[AIM OF THE EXERCISE] Your task is to copy the listing exactly, with the pictures left out.

[DATA SHOWN]
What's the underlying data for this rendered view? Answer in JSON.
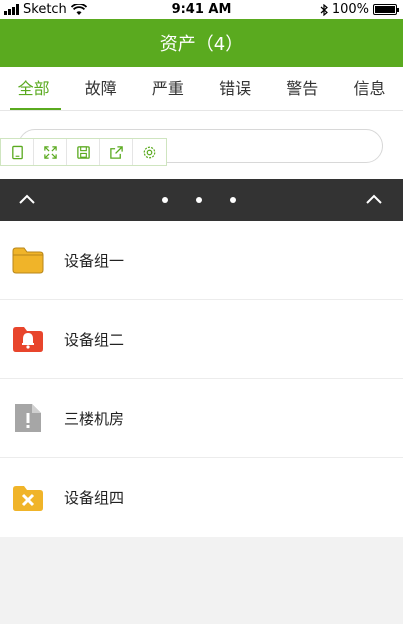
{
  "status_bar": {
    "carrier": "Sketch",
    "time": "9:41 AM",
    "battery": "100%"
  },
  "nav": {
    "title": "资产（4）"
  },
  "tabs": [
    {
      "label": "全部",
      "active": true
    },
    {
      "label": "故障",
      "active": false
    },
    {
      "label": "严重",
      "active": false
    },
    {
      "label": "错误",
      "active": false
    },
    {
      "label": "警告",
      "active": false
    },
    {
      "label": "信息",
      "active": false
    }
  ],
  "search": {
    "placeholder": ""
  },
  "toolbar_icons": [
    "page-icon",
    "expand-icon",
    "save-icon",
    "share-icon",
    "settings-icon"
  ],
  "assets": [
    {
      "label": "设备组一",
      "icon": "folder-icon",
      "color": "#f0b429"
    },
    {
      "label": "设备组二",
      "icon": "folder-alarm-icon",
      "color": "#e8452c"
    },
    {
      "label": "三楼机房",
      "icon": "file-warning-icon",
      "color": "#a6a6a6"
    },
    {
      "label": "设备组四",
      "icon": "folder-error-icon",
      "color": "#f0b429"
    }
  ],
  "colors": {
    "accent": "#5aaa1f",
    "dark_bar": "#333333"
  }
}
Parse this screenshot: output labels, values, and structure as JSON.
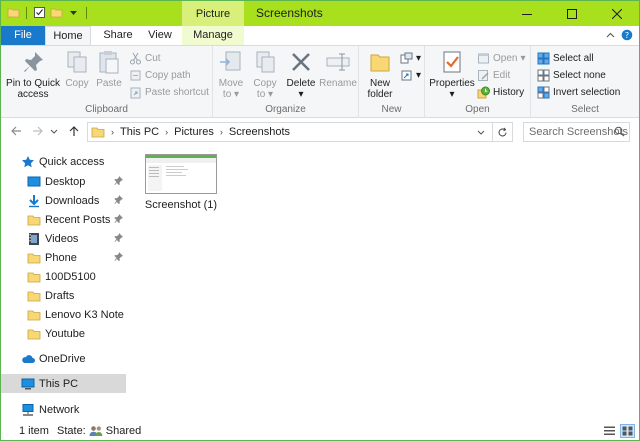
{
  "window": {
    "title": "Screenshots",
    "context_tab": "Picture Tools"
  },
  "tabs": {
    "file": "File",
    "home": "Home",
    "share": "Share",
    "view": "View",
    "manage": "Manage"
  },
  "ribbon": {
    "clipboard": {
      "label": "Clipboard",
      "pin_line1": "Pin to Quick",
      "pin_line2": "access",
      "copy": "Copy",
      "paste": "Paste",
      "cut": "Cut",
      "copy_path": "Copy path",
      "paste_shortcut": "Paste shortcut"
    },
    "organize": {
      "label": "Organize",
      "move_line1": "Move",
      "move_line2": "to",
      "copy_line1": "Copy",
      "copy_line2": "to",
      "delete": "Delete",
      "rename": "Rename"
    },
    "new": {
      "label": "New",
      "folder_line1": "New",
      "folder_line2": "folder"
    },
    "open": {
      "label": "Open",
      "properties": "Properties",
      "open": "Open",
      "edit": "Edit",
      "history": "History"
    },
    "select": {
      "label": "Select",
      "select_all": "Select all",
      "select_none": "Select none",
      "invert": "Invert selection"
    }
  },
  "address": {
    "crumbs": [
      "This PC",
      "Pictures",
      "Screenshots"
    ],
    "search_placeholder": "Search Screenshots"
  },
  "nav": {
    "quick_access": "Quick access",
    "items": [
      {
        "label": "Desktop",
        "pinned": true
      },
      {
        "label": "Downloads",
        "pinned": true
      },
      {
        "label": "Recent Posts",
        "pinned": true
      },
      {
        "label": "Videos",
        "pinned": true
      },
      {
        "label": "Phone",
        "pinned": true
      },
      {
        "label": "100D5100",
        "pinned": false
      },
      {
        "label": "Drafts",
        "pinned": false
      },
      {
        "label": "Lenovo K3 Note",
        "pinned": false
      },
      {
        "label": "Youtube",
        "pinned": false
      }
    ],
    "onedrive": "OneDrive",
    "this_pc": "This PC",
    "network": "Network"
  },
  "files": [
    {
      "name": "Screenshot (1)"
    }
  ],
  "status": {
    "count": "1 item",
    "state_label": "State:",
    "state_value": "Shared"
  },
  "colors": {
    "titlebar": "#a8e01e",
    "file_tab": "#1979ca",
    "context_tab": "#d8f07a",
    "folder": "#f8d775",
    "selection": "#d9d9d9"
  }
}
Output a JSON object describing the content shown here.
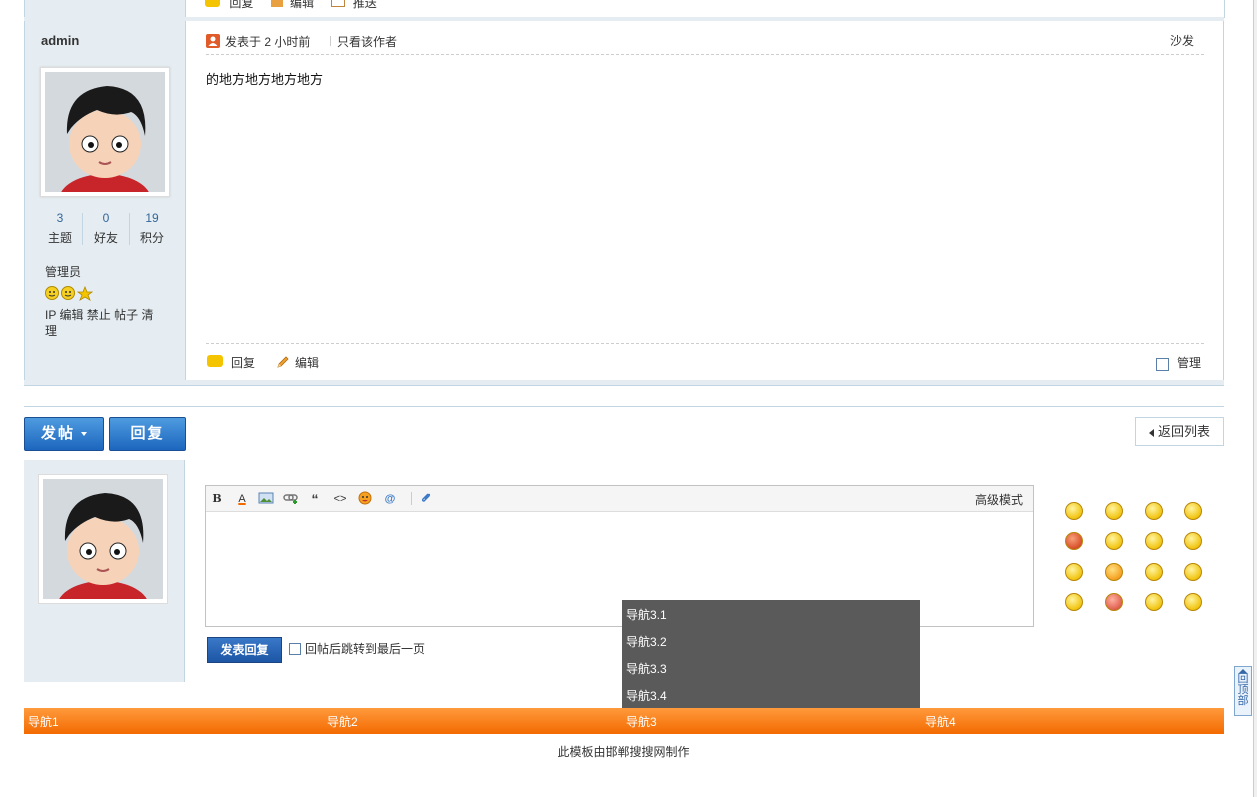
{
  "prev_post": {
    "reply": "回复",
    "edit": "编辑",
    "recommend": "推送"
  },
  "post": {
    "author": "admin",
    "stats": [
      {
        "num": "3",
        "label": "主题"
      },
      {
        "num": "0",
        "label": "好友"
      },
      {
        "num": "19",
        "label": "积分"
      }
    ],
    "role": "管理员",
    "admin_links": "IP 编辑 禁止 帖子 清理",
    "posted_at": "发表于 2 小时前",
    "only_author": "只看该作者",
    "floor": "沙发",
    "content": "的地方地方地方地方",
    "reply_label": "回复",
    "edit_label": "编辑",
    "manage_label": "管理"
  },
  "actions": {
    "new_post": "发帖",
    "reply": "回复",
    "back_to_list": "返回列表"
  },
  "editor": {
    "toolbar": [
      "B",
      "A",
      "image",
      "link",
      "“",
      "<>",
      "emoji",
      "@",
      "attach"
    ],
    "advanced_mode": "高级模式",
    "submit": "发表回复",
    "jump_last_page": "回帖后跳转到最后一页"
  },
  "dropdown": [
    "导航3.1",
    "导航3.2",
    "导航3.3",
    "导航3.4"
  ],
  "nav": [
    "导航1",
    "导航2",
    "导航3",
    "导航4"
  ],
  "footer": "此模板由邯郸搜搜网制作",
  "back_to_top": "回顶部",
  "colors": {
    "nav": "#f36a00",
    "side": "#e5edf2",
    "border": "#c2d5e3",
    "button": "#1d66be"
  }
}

[WRITTEN REPLY]
What's the underlying data for this rendered view? Answer in JSON.
{
  "status_bar": {
    "carrier": "Sketch",
    "time": "9:41 AM",
    "battery": "100%"
  },
  "nav": {
    "title": "资产（4）"
  },
  "tabs": [
    {
      "label": "全部",
      "active": true
    },
    {
      "label": "故障",
      "active": false
    },
    {
      "label": "严重",
      "active": false
    },
    {
      "label": "错误",
      "active": false
    },
    {
      "label": "警告",
      "active": false
    },
    {
      "label": "信息",
      "active": false
    }
  ],
  "search": {
    "placeholder": ""
  },
  "toolbar_icons": [
    "page-icon",
    "expand-icon",
    "save-icon",
    "share-icon",
    "settings-icon"
  ],
  "assets": [
    {
      "label": "设备组一",
      "icon": "folder-icon",
      "color": "#f0b429"
    },
    {
      "label": "设备组二",
      "icon": "folder-alarm-icon",
      "color": "#e8452c"
    },
    {
      "label": "三楼机房",
      "icon": "file-warning-icon",
      "color": "#a6a6a6"
    },
    {
      "label": "设备组四",
      "icon": "folder-error-icon",
      "color": "#f0b429"
    }
  ],
  "colors": {
    "accent": "#5aaa1f",
    "dark_bar": "#333333"
  }
}
Parse this screenshot: output labels, values, and structure as JSON.
{
  "window": {
    "title": "Screenshots",
    "context_tab": "Picture Tools"
  },
  "tabs": {
    "file": "File",
    "home": "Home",
    "share": "Share",
    "view": "View",
    "manage": "Manage"
  },
  "ribbon": {
    "clipboard": {
      "label": "Clipboard",
      "pin_line1": "Pin to Quick",
      "pin_line2": "access",
      "copy": "Copy",
      "paste": "Paste",
      "cut": "Cut",
      "copy_path": "Copy path",
      "paste_shortcut": "Paste shortcut"
    },
    "organize": {
      "label": "Organize",
      "move_line1": "Move",
      "move_line2": "to",
      "copy_line1": "Copy",
      "copy_line2": "to",
      "delete": "Delete",
      "rename": "Rename"
    },
    "new": {
      "label": "New",
      "folder_line1": "New",
      "folder_line2": "folder"
    },
    "open": {
      "label": "Open",
      "properties": "Properties",
      "open": "Open",
      "edit": "Edit",
      "history": "History"
    },
    "select": {
      "label": "Select",
      "select_all": "Select all",
      "select_none": "Select none",
      "invert": "Invert selection"
    }
  },
  "address": {
    "crumbs": [
      "This PC",
      "Pictures",
      "Screenshots"
    ],
    "search_placeholder": "Search Screenshots"
  },
  "nav": {
    "quick_access": "Quick access",
    "items": [
      {
        "label": "Desktop",
        "pinned": true
      },
      {
        "label": "Downloads",
        "pinned": true
      },
      {
        "label": "Recent Posts",
        "pinned": true
      },
      {
        "label": "Videos",
        "pinned": true
      },
      {
        "label": "Phone",
        "pinned": true
      },
      {
        "label": "100D5100",
        "pinned": false
      },
      {
        "label": "Drafts",
        "pinned": false
      },
      {
        "label": "Lenovo K3 Note",
        "pinned": false
      },
      {
        "label": "Youtube",
        "pinned": false
      }
    ],
    "onedrive": "OneDrive",
    "this_pc": "This PC",
    "network": "Network"
  },
  "files": [
    {
      "name": "Screenshot (1)"
    }
  ],
  "status": {
    "count": "1 item",
    "state_label": "State:",
    "state_value": "Shared"
  },
  "colors": {
    "titlebar": "#a8e01e",
    "file_tab": "#1979ca",
    "context_tab": "#d8f07a",
    "folder": "#f8d775",
    "selection": "#d9d9d9"
  }
}
Output a JSON object describing the content shown here.
{
  "prev_post": {
    "reply": "回复",
    "edit": "编辑",
    "recommend": "推送"
  },
  "post": {
    "author": "admin",
    "stats": [
      {
        "num": "3",
        "label": "主题"
      },
      {
        "num": "0",
        "label": "好友"
      },
      {
        "num": "19",
        "label": "积分"
      }
    ],
    "role": "管理员",
    "admin_links": "IP 编辑 禁止 帖子 清理",
    "posted_at": "发表于 2 小时前",
    "only_author": "只看该作者",
    "floor": "沙发",
    "content": "的地方地方地方地方",
    "reply_label": "回复",
    "edit_label": "编辑",
    "manage_label": "管理"
  },
  "actions": {
    "new_post": "发帖",
    "reply": "回复",
    "back_to_list": "返回列表"
  },
  "editor": {
    "toolbar": [
      "B",
      "A",
      "image",
      "link",
      "“",
      "<>",
      "emoji",
      "@",
      "attach"
    ],
    "advanced_mode": "高级模式",
    "submit": "发表回复",
    "jump_last_page": "回帖后跳转到最后一页"
  },
  "dropdown": [
    "导航3.1",
    "导航3.2",
    "导航3.3",
    "导航3.4"
  ],
  "nav": [
    "导航1",
    "导航2",
    "导航3",
    "导航4"
  ],
  "footer": "此模板由邯郸搜搜网制作",
  "back_to_top": "回顶部",
  "colors": {
    "nav": "#f36a00",
    "side": "#e5edf2",
    "border": "#c2d5e3",
    "button": "#1d66be"
  }
}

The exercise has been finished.